Look through the data and write out every line with the word "Count" in it.

>> BEGIN

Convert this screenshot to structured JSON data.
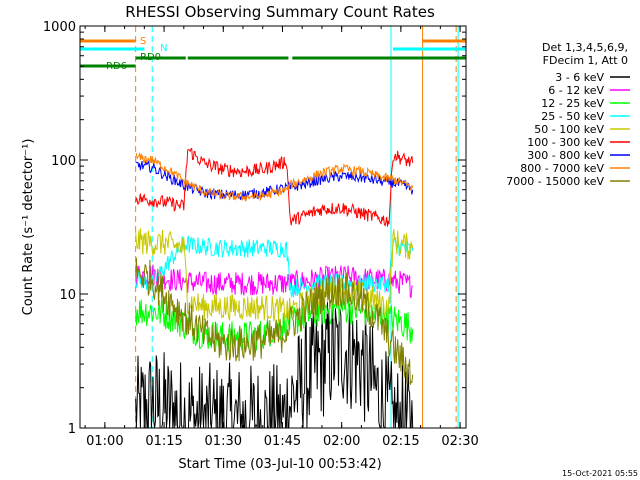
{
  "chart_data": {
    "type": "line",
    "title": "RHESSI Observing Summary Count Rates",
    "xlabel": "Start Time (03-Jul-10 00:53:42)",
    "ylabel": "Count Rate (s⁻¹ detector⁻¹)",
    "footer": "15-Oct-2021 05:55",
    "x_start": "00:53:42",
    "xlim": [
      "00:53:42",
      "02:31:30"
    ],
    "ylim": [
      1,
      1000
    ],
    "y_scale": "log",
    "x_ticks": [
      "01:00",
      "01:15",
      "01:30",
      "01:45",
      "02:00",
      "02:15",
      "02:30"
    ],
    "y_ticks": [
      "1",
      "10",
      "100",
      "1000"
    ],
    "legend_header": [
      "Det 1,3,4,5,6,9,",
      "FDecim 1, Att 0"
    ],
    "legend_position": "right",
    "series": [
      {
        "name": "3 - 6 keV",
        "color": "#000000",
        "points": [
          [
            "01:07:48",
            1.2
          ],
          [
            "01:12",
            1.5
          ],
          [
            "01:20",
            1.2
          ],
          [
            "01:25",
            1.1
          ],
          [
            "01:30",
            1.1
          ],
          [
            "01:35",
            1.1
          ],
          [
            "01:40",
            1.1
          ],
          [
            "01:45",
            1.1
          ],
          [
            "01:48",
            1.8
          ],
          [
            "01:55",
            3.2
          ],
          [
            "02:00",
            4.0
          ],
          [
            "02:05",
            3.2
          ],
          [
            "02:10",
            1.6
          ],
          [
            "02:13",
            1.1
          ],
          [
            "02:16",
            1.1
          ],
          [
            "02:18",
            1.0
          ]
        ]
      },
      {
        "name": "6 - 12 keV",
        "color": "#ff00ff",
        "points": [
          [
            "01:07:48",
            14
          ],
          [
            "01:12",
            14
          ],
          [
            "01:16",
            13
          ],
          [
            "01:20",
            12.5
          ],
          [
            "01:25",
            12
          ],
          [
            "01:30",
            12
          ],
          [
            "01:35",
            12
          ],
          [
            "01:40",
            12
          ],
          [
            "01:47",
            12
          ],
          [
            "01:55",
            13
          ],
          [
            "02:00",
            13.5
          ],
          [
            "02:05",
            13
          ],
          [
            "02:13",
            12.5
          ],
          [
            "02:16",
            12
          ],
          [
            "02:18",
            11.5
          ]
        ]
      },
      {
        "name": "12 - 25 keV",
        "color": "#00ff00",
        "points": [
          [
            "01:07:48",
            7.5
          ],
          [
            "01:12",
            7.5
          ],
          [
            "01:16",
            7
          ],
          [
            "01:20",
            6
          ],
          [
            "01:25",
            5
          ],
          [
            "01:30",
            4.8
          ],
          [
            "01:35",
            4.8
          ],
          [
            "01:40",
            5
          ],
          [
            "01:47",
            6.2
          ],
          [
            "01:55",
            7.5
          ],
          [
            "02:00",
            8
          ],
          [
            "02:05",
            7.5
          ],
          [
            "02:13",
            6.5
          ],
          [
            "02:16",
            6
          ],
          [
            "02:18",
            5.5
          ]
        ]
      },
      {
        "name": "25 - 50 keV",
        "color": "#00ffff",
        "points": [
          [
            "01:07:48",
            13
          ],
          [
            "01:12",
            12
          ],
          [
            "01:20",
            24
          ],
          [
            "01:22",
            23
          ],
          [
            "01:30",
            22
          ],
          [
            "01:40",
            22
          ],
          [
            "01:46",
            22
          ],
          [
            "01:47",
            11
          ],
          [
            "01:55",
            12
          ],
          [
            "02:00",
            12
          ],
          [
            "02:05",
            12
          ],
          [
            "02:12",
            12
          ],
          [
            "02:13",
            23
          ],
          [
            "02:16",
            22
          ],
          [
            "02:18",
            21
          ]
        ]
      },
      {
        "name": "50 - 100 keV",
        "color": "#c8c800",
        "points": [
          [
            "01:07:48",
            25
          ],
          [
            "01:12",
            24
          ],
          [
            "01:15",
            24
          ],
          [
            "01:20",
            22
          ],
          [
            "01:21",
            9
          ],
          [
            "01:25",
            8
          ],
          [
            "01:30",
            8
          ],
          [
            "01:40",
            8
          ],
          [
            "01:46",
            7.5
          ],
          [
            "01:47",
            7.5
          ],
          [
            "01:55",
            10
          ],
          [
            "02:00",
            11
          ],
          [
            "02:05",
            10
          ],
          [
            "02:12",
            8
          ],
          [
            "02:13",
            25
          ],
          [
            "02:16",
            23
          ],
          [
            "02:18",
            22
          ]
        ]
      },
      {
        "name": "100 - 300 keV",
        "color": "#ff0000",
        "points": [
          [
            "01:07:48",
            52
          ],
          [
            "01:12",
            50
          ],
          [
            "01:16",
            48
          ],
          [
            "01:20",
            45
          ],
          [
            "01:21",
            120
          ],
          [
            "01:25",
            95
          ],
          [
            "01:30",
            85
          ],
          [
            "01:35",
            82
          ],
          [
            "01:40",
            85
          ],
          [
            "01:45",
            95
          ],
          [
            "01:46",
            100
          ],
          [
            "01:47",
            35
          ],
          [
            "01:55",
            43
          ],
          [
            "02:00",
            44
          ],
          [
            "02:05",
            40
          ],
          [
            "02:12",
            35
          ],
          [
            "02:13",
            110
          ],
          [
            "02:16",
            100
          ],
          [
            "02:18",
            95
          ]
        ]
      },
      {
        "name": "300 - 800 keV",
        "color": "#0000ff",
        "points": [
          [
            "01:07:48",
            92
          ],
          [
            "01:12",
            88
          ],
          [
            "01:16",
            75
          ],
          [
            "01:20",
            65
          ],
          [
            "01:25",
            57
          ],
          [
            "01:30",
            55
          ],
          [
            "01:35",
            55
          ],
          [
            "01:40",
            57
          ],
          [
            "01:46",
            62
          ],
          [
            "01:47",
            62
          ],
          [
            "01:55",
            72
          ],
          [
            "02:00",
            76
          ],
          [
            "02:05",
            74
          ],
          [
            "02:12",
            68
          ],
          [
            "02:13",
            68
          ],
          [
            "02:16",
            64
          ],
          [
            "02:18",
            60
          ]
        ]
      },
      {
        "name": "800 - 7000 keV",
        "color": "#ff8000",
        "points": [
          [
            "01:07:48",
            105
          ],
          [
            "01:12",
            100
          ],
          [
            "01:16",
            85
          ],
          [
            "01:20",
            70
          ],
          [
            "01:25",
            58
          ],
          [
            "01:30",
            54
          ],
          [
            "01:35",
            53
          ],
          [
            "01:40",
            54
          ],
          [
            "01:46",
            60
          ],
          [
            "01:47",
            65
          ],
          [
            "01:55",
            80
          ],
          [
            "02:00",
            86
          ],
          [
            "02:05",
            82
          ],
          [
            "02:12",
            72
          ],
          [
            "02:13",
            72
          ],
          [
            "02:16",
            66
          ],
          [
            "02:18",
            62
          ]
        ]
      },
      {
        "name": "7000 - 15000 keV",
        "color": "#808000",
        "points": [
          [
            "01:07:48",
            14.5
          ],
          [
            "01:12",
            13
          ],
          [
            "01:15",
            10
          ],
          [
            "01:20",
            7
          ],
          [
            "01:25",
            5
          ],
          [
            "01:30",
            4.2
          ],
          [
            "01:35",
            4.2
          ],
          [
            "01:40",
            4.5
          ],
          [
            "01:45",
            5
          ],
          [
            "01:47",
            6
          ],
          [
            "01:55",
            10
          ],
          [
            "02:00",
            11
          ],
          [
            "02:05",
            9
          ],
          [
            "02:10",
            6
          ],
          [
            "02:13",
            4
          ],
          [
            "02:16",
            3
          ],
          [
            "02:18",
            2.5
          ]
        ]
      }
    ],
    "flag_bars": [
      {
        "label": "S",
        "color": "#ff8000",
        "segments": [
          [
            "00:53:42",
            "01:07:48"
          ],
          [
            "02:20:30",
            "02:31:30"
          ]
        ]
      },
      {
        "label": "N",
        "color": "#00ffff",
        "segments": [
          [
            "00:53:42",
            "01:10:00"
          ],
          [
            "02:13:00",
            "02:31:30"
          ]
        ]
      },
      {
        "label": "RD0",
        "color": "#008000",
        "segments": [
          [
            "01:07:48",
            "01:20:30"
          ],
          [
            "01:21:00",
            "01:46:30"
          ],
          [
            "01:47:30",
            "02:13:00"
          ],
          [
            "02:13:00",
            "02:31:30"
          ]
        ]
      },
      {
        "label": "RD6",
        "color": "#008000",
        "segments": [
          [
            "00:53:42",
            "01:07:48"
          ]
        ]
      }
    ],
    "vlines": [
      {
        "x": "00:53:42",
        "color": "#00ffff",
        "style": "solid"
      },
      {
        "x": "01:07:48",
        "color": "#ff8000",
        "style": "dashed"
      },
      {
        "x": "01:12:00",
        "color": "#00ffff",
        "style": "dashed"
      },
      {
        "x": "02:12:30",
        "color": "#00ffff",
        "style": "solid"
      },
      {
        "x": "02:20:30",
        "color": "#ff8000",
        "style": "solid"
      },
      {
        "x": "02:29:00",
        "color": "#ff8000",
        "style": "dashed"
      },
      {
        "x": "02:29:30",
        "color": "#00ffff",
        "style": "solid"
      }
    ]
  }
}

>> END

→ TASK RESULT
    "title": "RHESSI Observing Summary Count Rates",
    "ylabel": "Count Rate (s⁻¹ detector⁻¹)",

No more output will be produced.